Task instructions:
Write out each line of the material again, word for word.

------ Exercise materials

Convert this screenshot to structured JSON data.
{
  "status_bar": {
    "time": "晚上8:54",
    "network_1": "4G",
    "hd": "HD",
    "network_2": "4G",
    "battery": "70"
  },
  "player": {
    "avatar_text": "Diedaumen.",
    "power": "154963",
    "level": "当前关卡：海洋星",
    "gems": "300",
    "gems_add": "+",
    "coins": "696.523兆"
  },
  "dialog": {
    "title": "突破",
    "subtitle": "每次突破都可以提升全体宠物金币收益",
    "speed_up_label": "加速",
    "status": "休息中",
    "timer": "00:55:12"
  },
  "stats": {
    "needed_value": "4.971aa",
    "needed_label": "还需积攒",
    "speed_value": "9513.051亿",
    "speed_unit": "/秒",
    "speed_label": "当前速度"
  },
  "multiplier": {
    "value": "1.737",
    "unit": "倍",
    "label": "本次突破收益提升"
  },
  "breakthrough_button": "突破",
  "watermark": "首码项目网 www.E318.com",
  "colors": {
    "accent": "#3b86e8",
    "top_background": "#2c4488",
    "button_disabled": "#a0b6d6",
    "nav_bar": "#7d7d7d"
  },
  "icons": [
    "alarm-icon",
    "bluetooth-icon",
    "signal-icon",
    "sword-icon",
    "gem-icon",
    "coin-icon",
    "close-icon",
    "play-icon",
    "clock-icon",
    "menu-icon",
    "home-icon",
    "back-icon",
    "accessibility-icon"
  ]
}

------------

Full response:
Convert this screenshot to structured JSON data.
{
  "status_bar": {
    "time": "晚上8:54",
    "network_1": "4G",
    "hd": "HD",
    "network_2": "4G",
    "battery": "70"
  },
  "player": {
    "avatar_text": "Diedaumen.",
    "power": "154963",
    "level": "当前关卡：海洋星",
    "gems": "300",
    "gems_add": "+",
    "coins": "696.523兆"
  },
  "dialog": {
    "title": "突破",
    "subtitle": "每次突破都可以提升全体宠物金币收益",
    "speed_up_label": "加速",
    "status": "休息中",
    "timer": "00:55:12"
  },
  "stats": {
    "needed_value": "4.971aa",
    "needed_label": "还需积攒",
    "speed_value": "9513.051亿",
    "speed_unit": "/秒",
    "speed_label": "当前速度"
  },
  "multiplier": {
    "value": "1.737",
    "unit": "倍",
    "label": "本次突破收益提升"
  },
  "breakthrough_button": "突破",
  "watermark": "首码项目网 www.E318.com",
  "colors": {
    "accent": "#3b86e8",
    "top_background": "#2c4488",
    "button_disabled": "#a0b6d6",
    "nav_bar": "#7d7d7d"
  },
  "icons": [
    "alarm-icon",
    "bluetooth-icon",
    "signal-icon",
    "sword-icon",
    "gem-icon",
    "coin-icon",
    "close-icon",
    "play-icon",
    "clock-icon",
    "menu-icon",
    "home-icon",
    "back-icon",
    "accessibility-icon"
  ]
}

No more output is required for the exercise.